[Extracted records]
= = =
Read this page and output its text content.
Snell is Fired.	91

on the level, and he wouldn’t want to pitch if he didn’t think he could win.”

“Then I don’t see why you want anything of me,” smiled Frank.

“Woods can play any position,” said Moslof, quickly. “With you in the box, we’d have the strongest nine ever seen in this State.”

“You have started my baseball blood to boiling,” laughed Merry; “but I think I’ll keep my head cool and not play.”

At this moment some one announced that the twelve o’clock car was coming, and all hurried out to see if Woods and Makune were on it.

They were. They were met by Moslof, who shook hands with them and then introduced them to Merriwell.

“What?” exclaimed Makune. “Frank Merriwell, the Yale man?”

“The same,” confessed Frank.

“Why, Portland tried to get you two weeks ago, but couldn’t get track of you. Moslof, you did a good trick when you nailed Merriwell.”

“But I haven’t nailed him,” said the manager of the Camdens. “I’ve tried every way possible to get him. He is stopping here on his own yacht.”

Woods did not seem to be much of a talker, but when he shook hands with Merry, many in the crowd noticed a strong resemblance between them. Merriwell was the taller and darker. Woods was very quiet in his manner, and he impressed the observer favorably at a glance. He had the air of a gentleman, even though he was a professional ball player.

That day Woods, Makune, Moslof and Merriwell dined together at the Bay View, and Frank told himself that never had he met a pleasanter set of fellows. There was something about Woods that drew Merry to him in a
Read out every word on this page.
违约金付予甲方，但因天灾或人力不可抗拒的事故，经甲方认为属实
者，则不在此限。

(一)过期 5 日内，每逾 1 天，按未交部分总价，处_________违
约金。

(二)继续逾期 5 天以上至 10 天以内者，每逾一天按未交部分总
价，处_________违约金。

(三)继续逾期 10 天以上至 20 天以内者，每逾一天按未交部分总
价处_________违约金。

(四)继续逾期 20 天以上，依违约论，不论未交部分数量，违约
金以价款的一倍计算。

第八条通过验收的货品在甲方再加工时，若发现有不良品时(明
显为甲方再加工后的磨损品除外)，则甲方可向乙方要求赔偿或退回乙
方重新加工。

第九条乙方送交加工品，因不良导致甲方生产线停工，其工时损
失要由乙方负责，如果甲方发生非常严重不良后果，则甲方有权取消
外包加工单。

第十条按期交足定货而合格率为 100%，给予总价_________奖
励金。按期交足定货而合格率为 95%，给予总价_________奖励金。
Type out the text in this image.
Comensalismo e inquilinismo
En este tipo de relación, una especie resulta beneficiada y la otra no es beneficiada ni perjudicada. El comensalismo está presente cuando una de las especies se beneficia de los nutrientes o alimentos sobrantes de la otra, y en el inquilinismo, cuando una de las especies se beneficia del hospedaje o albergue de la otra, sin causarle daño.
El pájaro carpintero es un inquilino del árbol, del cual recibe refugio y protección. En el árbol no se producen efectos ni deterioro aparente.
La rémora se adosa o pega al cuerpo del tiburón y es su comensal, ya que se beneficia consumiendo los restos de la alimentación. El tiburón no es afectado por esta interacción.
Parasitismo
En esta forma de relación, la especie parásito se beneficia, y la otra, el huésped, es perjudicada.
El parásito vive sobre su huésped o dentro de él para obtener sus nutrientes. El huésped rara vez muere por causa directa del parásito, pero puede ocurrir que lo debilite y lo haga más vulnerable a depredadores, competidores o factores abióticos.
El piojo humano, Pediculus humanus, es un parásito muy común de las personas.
= = =
Scan the records for the string "每逾一天按未交部分总". Copy each line in which it appears.

(二)继续逾期 5 天以上至 10 天以内者，每逾一天按未交部分总
(三)继续逾期 10 天以上至 20 天以内者，每逾一天按未交部分总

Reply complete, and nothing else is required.